PROBLEM DETAILS - Lines containing the word "Output" are to be located and copied.

## START MATERIAL

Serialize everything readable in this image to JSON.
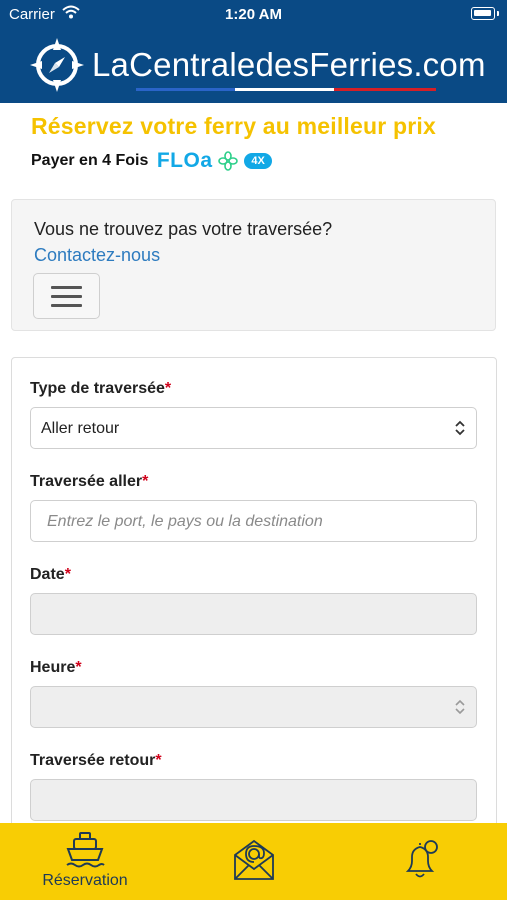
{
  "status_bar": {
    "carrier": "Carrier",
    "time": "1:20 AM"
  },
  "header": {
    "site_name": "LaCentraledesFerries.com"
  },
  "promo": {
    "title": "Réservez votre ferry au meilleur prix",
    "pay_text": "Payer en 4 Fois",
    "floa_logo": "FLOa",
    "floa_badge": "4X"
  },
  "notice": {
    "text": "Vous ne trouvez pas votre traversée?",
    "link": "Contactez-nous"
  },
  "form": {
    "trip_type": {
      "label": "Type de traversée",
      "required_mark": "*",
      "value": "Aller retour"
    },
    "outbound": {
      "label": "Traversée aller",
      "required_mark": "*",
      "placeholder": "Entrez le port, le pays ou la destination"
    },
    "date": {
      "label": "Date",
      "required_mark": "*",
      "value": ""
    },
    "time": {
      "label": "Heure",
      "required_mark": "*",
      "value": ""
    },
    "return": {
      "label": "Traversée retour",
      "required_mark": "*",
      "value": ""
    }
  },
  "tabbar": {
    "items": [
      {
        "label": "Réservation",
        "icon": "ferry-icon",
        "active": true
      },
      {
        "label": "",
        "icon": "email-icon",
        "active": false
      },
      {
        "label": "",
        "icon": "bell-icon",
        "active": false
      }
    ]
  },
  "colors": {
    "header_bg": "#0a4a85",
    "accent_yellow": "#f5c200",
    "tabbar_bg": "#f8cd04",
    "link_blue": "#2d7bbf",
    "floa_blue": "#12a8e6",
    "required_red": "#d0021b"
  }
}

## END MATERIAL
## START MATERIAL

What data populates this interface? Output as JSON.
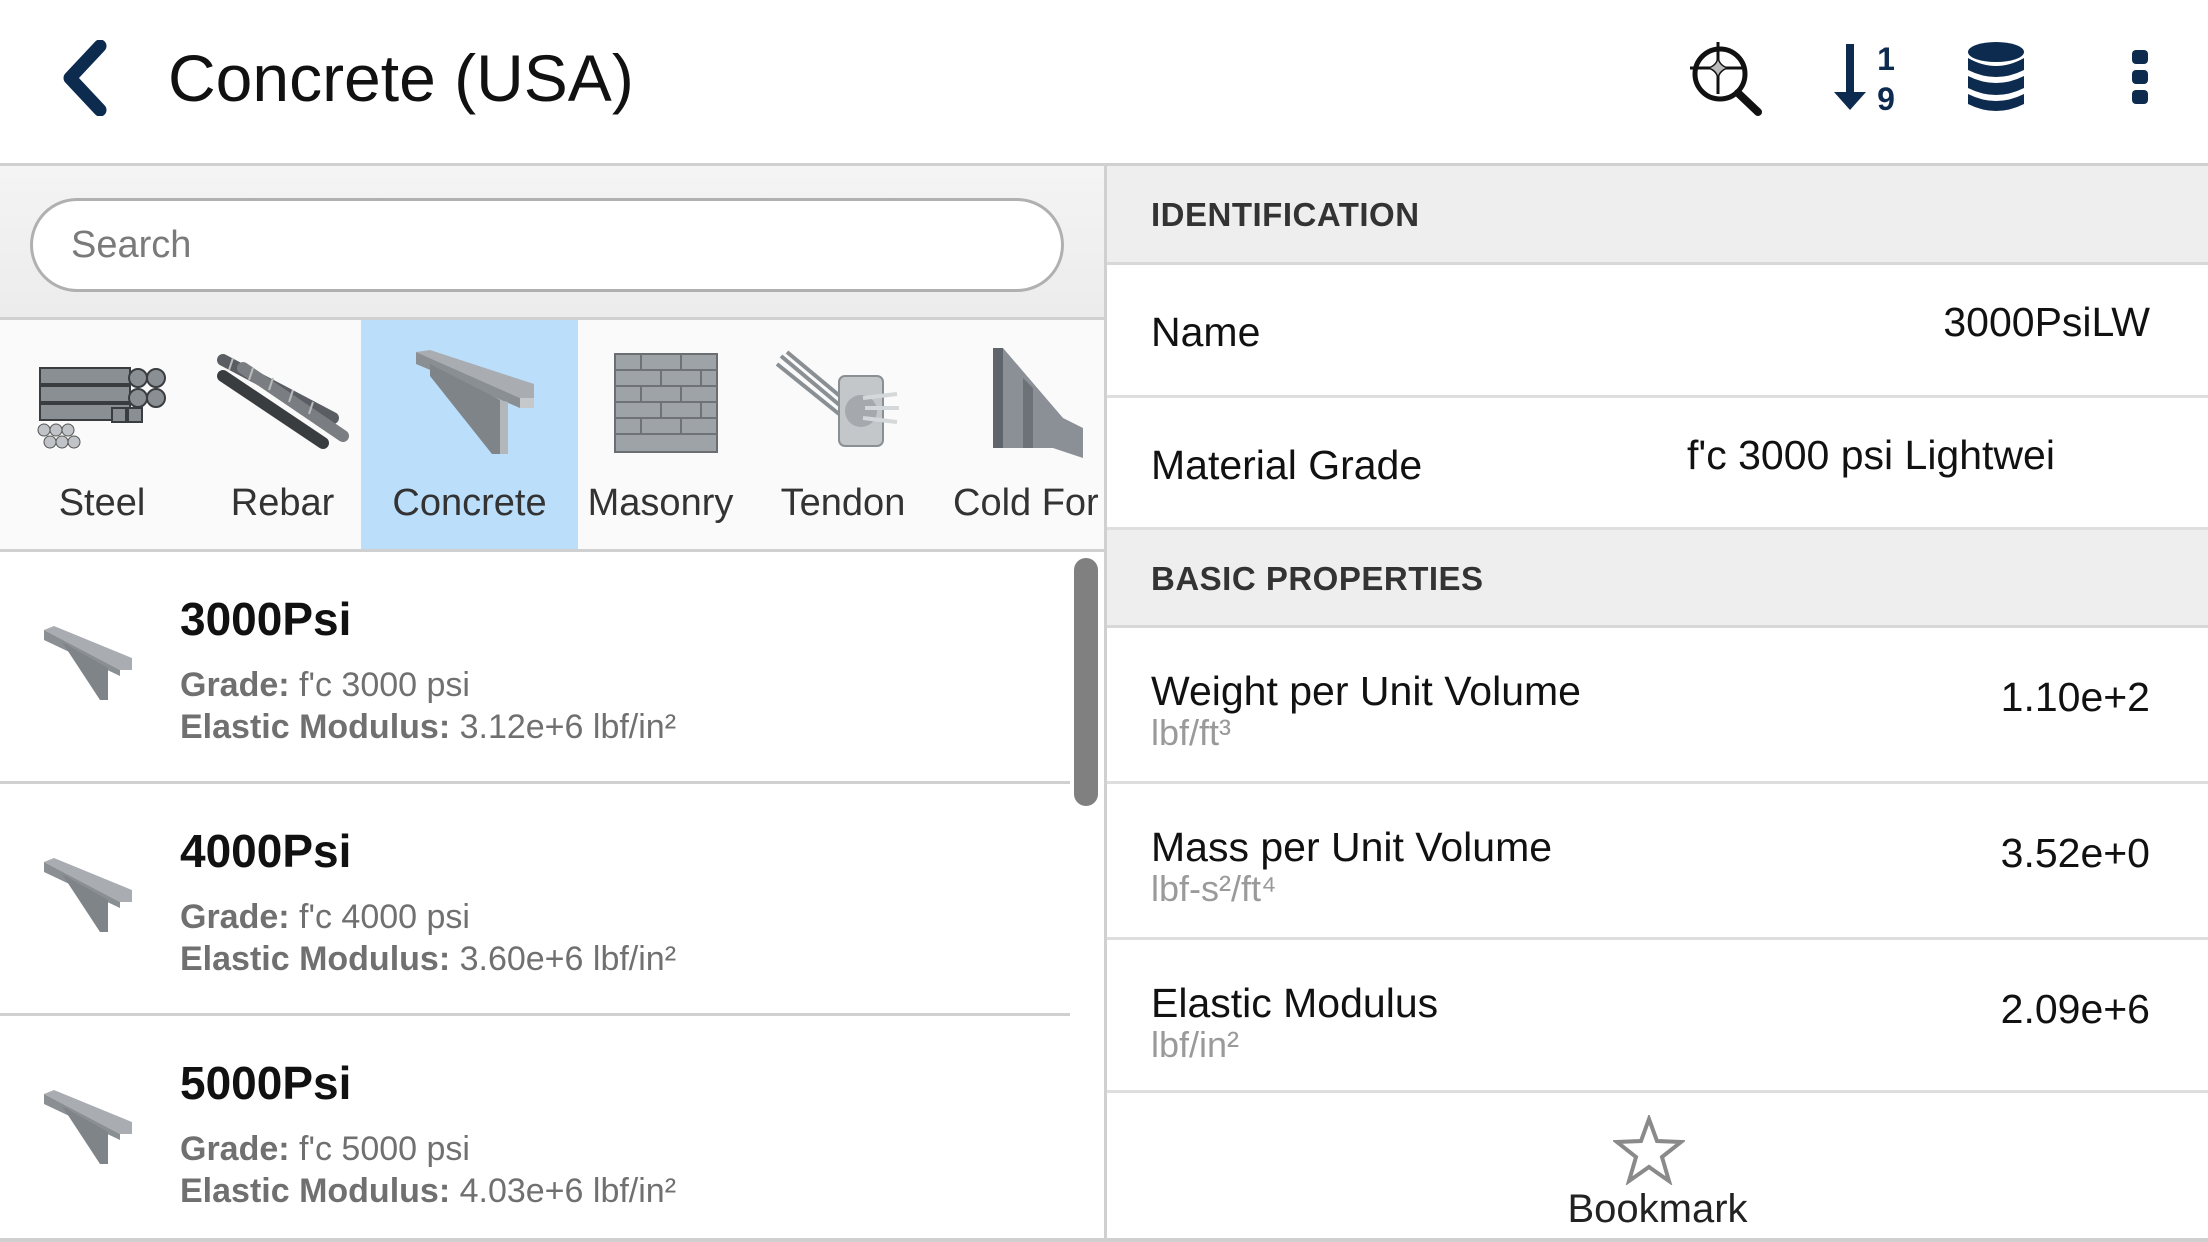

## END MATERIAL
## START MATERIAL

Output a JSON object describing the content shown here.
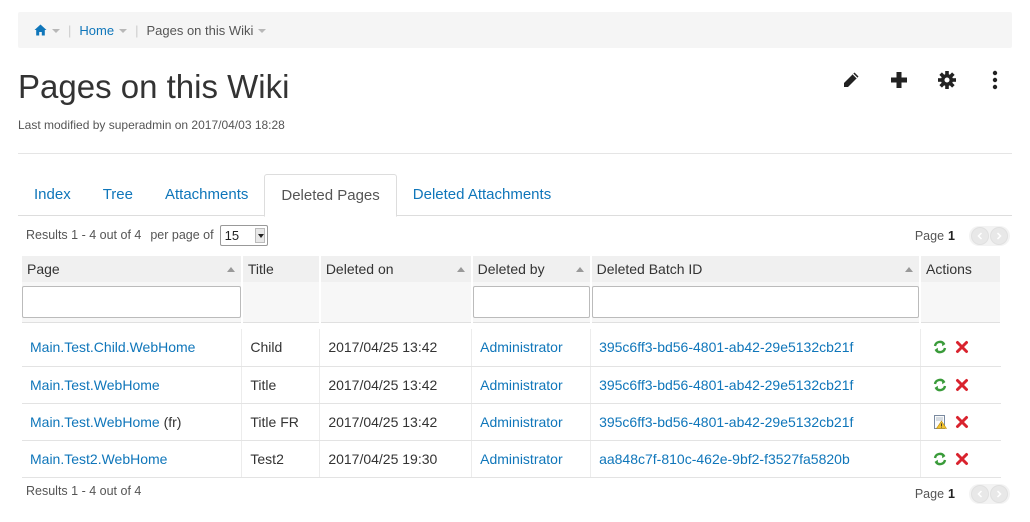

## END MATERIAL

WRITTEN ANSWER -
What data populates this interface? Output as JSON.
Output a JSON object describing the content shown here.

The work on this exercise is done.